◆ WRITTEN REQUEST
Repeat the full listing, word for word.

-------- INPUT FOR THIS TASK --------

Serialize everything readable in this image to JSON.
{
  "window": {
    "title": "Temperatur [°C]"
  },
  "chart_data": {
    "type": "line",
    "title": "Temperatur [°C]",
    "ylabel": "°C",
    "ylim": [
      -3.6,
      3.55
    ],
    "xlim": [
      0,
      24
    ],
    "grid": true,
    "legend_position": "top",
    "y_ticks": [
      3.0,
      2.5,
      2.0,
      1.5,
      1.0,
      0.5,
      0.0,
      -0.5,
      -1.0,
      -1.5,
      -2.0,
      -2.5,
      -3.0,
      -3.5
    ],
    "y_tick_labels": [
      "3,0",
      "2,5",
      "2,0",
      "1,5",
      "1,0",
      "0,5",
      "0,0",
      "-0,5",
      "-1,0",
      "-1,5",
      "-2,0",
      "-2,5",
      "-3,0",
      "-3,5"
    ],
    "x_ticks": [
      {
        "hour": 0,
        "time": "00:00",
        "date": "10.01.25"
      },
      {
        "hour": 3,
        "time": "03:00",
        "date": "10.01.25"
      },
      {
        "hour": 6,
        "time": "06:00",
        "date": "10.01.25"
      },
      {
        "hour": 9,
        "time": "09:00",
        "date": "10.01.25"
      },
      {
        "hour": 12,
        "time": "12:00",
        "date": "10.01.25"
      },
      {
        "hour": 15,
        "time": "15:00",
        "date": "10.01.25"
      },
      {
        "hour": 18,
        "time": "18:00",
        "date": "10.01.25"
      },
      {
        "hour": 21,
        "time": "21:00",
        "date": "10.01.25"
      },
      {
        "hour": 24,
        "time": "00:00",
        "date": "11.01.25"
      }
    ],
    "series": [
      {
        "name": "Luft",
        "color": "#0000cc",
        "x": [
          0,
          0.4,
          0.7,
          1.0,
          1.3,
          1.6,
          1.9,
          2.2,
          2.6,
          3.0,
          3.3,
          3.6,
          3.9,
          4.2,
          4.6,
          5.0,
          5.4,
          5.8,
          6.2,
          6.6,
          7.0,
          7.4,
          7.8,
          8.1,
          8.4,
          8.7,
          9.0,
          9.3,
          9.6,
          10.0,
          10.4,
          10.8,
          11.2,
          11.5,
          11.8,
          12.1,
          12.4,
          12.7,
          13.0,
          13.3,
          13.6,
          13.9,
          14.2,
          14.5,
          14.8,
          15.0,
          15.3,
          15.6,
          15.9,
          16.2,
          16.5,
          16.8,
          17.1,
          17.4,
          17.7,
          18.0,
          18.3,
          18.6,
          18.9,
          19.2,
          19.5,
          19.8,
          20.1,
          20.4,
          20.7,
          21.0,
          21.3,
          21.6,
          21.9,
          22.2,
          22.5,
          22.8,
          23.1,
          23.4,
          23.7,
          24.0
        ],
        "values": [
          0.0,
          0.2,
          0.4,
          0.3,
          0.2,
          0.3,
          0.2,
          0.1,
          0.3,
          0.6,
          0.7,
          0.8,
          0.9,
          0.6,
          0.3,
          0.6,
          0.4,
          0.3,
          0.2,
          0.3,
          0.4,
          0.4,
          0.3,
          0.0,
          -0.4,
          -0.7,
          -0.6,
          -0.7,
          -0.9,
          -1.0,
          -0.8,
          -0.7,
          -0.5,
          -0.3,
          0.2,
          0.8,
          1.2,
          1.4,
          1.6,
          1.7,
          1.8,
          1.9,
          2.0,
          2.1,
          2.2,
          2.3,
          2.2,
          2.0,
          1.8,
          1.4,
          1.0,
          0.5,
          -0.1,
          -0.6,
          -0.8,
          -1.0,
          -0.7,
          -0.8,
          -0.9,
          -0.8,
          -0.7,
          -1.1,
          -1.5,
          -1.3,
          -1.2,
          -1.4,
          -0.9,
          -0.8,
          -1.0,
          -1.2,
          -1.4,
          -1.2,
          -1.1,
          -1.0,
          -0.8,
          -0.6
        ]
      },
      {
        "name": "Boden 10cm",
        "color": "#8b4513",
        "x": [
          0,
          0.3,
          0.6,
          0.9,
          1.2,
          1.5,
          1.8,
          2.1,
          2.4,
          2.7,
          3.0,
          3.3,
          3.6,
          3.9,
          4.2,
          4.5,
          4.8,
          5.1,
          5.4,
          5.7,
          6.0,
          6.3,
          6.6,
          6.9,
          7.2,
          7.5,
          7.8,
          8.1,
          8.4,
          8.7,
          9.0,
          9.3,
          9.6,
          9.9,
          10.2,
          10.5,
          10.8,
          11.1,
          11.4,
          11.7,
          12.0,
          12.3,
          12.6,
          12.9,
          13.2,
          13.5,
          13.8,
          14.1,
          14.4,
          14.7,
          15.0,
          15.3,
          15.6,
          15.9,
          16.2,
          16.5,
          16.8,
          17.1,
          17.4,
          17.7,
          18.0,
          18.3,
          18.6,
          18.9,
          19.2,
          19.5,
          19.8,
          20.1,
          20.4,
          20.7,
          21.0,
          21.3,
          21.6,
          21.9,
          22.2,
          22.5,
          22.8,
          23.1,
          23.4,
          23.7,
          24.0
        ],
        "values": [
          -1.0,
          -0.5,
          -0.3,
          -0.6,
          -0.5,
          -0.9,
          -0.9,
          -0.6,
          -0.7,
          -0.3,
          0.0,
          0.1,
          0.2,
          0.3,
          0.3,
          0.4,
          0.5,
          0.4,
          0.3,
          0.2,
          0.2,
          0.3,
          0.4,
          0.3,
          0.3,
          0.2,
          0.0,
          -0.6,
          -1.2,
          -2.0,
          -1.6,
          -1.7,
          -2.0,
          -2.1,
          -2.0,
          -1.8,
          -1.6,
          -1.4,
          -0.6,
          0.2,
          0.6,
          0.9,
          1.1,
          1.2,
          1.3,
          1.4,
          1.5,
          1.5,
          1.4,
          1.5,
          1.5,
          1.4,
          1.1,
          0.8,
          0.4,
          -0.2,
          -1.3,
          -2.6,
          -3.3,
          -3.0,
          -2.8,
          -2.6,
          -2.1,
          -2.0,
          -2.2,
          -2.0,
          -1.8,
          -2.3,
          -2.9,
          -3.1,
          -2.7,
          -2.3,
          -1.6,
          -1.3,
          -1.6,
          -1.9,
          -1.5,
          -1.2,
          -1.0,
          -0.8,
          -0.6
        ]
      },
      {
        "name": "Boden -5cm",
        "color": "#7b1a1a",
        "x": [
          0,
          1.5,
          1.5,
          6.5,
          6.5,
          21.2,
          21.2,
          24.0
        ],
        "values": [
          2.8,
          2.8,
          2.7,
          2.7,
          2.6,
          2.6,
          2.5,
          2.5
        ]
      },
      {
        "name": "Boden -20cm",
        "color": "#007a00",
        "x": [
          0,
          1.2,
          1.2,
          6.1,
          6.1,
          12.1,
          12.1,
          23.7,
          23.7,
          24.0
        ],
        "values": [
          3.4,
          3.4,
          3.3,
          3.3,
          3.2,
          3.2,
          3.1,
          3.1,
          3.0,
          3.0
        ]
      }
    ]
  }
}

--------

◆ SOLVED EXERCISE
Serialize everything readable in this image to JSON.
{
  "window": {
    "title": "Temperatur [°C]"
  },
  "chart_data": {
    "type": "line",
    "title": "Temperatur [°C]",
    "ylabel": "°C",
    "ylim": [
      -3.6,
      3.55
    ],
    "xlim": [
      0,
      24
    ],
    "grid": true,
    "legend_position": "top",
    "y_ticks": [
      3.0,
      2.5,
      2.0,
      1.5,
      1.0,
      0.5,
      0.0,
      -0.5,
      -1.0,
      -1.5,
      -2.0,
      -2.5,
      -3.0,
      -3.5
    ],
    "y_tick_labels": [
      "3,0",
      "2,5",
      "2,0",
      "1,5",
      "1,0",
      "0,5",
      "0,0",
      "-0,5",
      "-1,0",
      "-1,5",
      "-2,0",
      "-2,5",
      "-3,0",
      "-3,5"
    ],
    "x_ticks": [
      {
        "hour": 0,
        "time": "00:00",
        "date": "10.01.25"
      },
      {
        "hour": 3,
        "time": "03:00",
        "date": "10.01.25"
      },
      {
        "hour": 6,
        "time": "06:00",
        "date": "10.01.25"
      },
      {
        "hour": 9,
        "time": "09:00",
        "date": "10.01.25"
      },
      {
        "hour": 12,
        "time": "12:00",
        "date": "10.01.25"
      },
      {
        "hour": 15,
        "time": "15:00",
        "date": "10.01.25"
      },
      {
        "hour": 18,
        "time": "18:00",
        "date": "10.01.25"
      },
      {
        "hour": 21,
        "time": "21:00",
        "date": "10.01.25"
      },
      {
        "hour": 24,
        "time": "00:00",
        "date": "11.01.25"
      }
    ],
    "series": [
      {
        "name": "Luft",
        "color": "#0000cc",
        "x": [
          0,
          0.4,
          0.7,
          1.0,
          1.3,
          1.6,
          1.9,
          2.2,
          2.6,
          3.0,
          3.3,
          3.6,
          3.9,
          4.2,
          4.6,
          5.0,
          5.4,
          5.8,
          6.2,
          6.6,
          7.0,
          7.4,
          7.8,
          8.1,
          8.4,
          8.7,
          9.0,
          9.3,
          9.6,
          10.0,
          10.4,
          10.8,
          11.2,
          11.5,
          11.8,
          12.1,
          12.4,
          12.7,
          13.0,
          13.3,
          13.6,
          13.9,
          14.2,
          14.5,
          14.8,
          15.0,
          15.3,
          15.6,
          15.9,
          16.2,
          16.5,
          16.8,
          17.1,
          17.4,
          17.7,
          18.0,
          18.3,
          18.6,
          18.9,
          19.2,
          19.5,
          19.8,
          20.1,
          20.4,
          20.7,
          21.0,
          21.3,
          21.6,
          21.9,
          22.2,
          22.5,
          22.8,
          23.1,
          23.4,
          23.7,
          24.0
        ],
        "values": [
          0.0,
          0.2,
          0.4,
          0.3,
          0.2,
          0.3,
          0.2,
          0.1,
          0.3,
          0.6,
          0.7,
          0.8,
          0.9,
          0.6,
          0.3,
          0.6,
          0.4,
          0.3,
          0.2,
          0.3,
          0.4,
          0.4,
          0.3,
          0.0,
          -0.4,
          -0.7,
          -0.6,
          -0.7,
          -0.9,
          -1.0,
          -0.8,
          -0.7,
          -0.5,
          -0.3,
          0.2,
          0.8,
          1.2,
          1.4,
          1.6,
          1.7,
          1.8,
          1.9,
          2.0,
          2.1,
          2.2,
          2.3,
          2.2,
          2.0,
          1.8,
          1.4,
          1.0,
          0.5,
          -0.1,
          -0.6,
          -0.8,
          -1.0,
          -0.7,
          -0.8,
          -0.9,
          -0.8,
          -0.7,
          -1.1,
          -1.5,
          -1.3,
          -1.2,
          -1.4,
          -0.9,
          -0.8,
          -1.0,
          -1.2,
          -1.4,
          -1.2,
          -1.1,
          -1.0,
          -0.8,
          -0.6
        ]
      },
      {
        "name": "Boden 10cm",
        "color": "#8b4513",
        "x": [
          0,
          0.3,
          0.6,
          0.9,
          1.2,
          1.5,
          1.8,
          2.1,
          2.4,
          2.7,
          3.0,
          3.3,
          3.6,
          3.9,
          4.2,
          4.5,
          4.8,
          5.1,
          5.4,
          5.7,
          6.0,
          6.3,
          6.6,
          6.9,
          7.2,
          7.5,
          7.8,
          8.1,
          8.4,
          8.7,
          9.0,
          9.3,
          9.6,
          9.9,
          10.2,
          10.5,
          10.8,
          11.1,
          11.4,
          11.7,
          12.0,
          12.3,
          12.6,
          12.9,
          13.2,
          13.5,
          13.8,
          14.1,
          14.4,
          14.7,
          15.0,
          15.3,
          15.6,
          15.9,
          16.2,
          16.5,
          16.8,
          17.1,
          17.4,
          17.7,
          18.0,
          18.3,
          18.6,
          18.9,
          19.2,
          19.5,
          19.8,
          20.1,
          20.4,
          20.7,
          21.0,
          21.3,
          21.6,
          21.9,
          22.2,
          22.5,
          22.8,
          23.1,
          23.4,
          23.7,
          24.0
        ],
        "values": [
          -1.0,
          -0.5,
          -0.3,
          -0.6,
          -0.5,
          -0.9,
          -0.9,
          -0.6,
          -0.7,
          -0.3,
          0.0,
          0.1,
          0.2,
          0.3,
          0.3,
          0.4,
          0.5,
          0.4,
          0.3,
          0.2,
          0.2,
          0.3,
          0.4,
          0.3,
          0.3,
          0.2,
          0.0,
          -0.6,
          -1.2,
          -2.0,
          -1.6,
          -1.7,
          -2.0,
          -2.1,
          -2.0,
          -1.8,
          -1.6,
          -1.4,
          -0.6,
          0.2,
          0.6,
          0.9,
          1.1,
          1.2,
          1.3,
          1.4,
          1.5,
          1.5,
          1.4,
          1.5,
          1.5,
          1.4,
          1.1,
          0.8,
          0.4,
          -0.2,
          -1.3,
          -2.6,
          -3.3,
          -3.0,
          -2.8,
          -2.6,
          -2.1,
          -2.0,
          -2.2,
          -2.0,
          -1.8,
          -2.3,
          -2.9,
          -3.1,
          -2.7,
          -2.3,
          -1.6,
          -1.3,
          -1.6,
          -1.9,
          -1.5,
          -1.2,
          -1.0,
          -0.8,
          -0.6
        ]
      },
      {
        "name": "Boden -5cm",
        "color": "#7b1a1a",
        "x": [
          0,
          1.5,
          1.5,
          6.5,
          6.5,
          21.2,
          21.2,
          24.0
        ],
        "values": [
          2.8,
          2.8,
          2.7,
          2.7,
          2.6,
          2.6,
          2.5,
          2.5
        ]
      },
      {
        "name": "Boden -20cm",
        "color": "#007a00",
        "x": [
          0,
          1.2,
          1.2,
          6.1,
          6.1,
          12.1,
          12.1,
          23.7,
          23.7,
          24.0
        ],
        "values": [
          3.4,
          3.4,
          3.3,
          3.3,
          3.2,
          3.2,
          3.1,
          3.1,
          3.0,
          3.0
        ]
      }
    ]
  }
}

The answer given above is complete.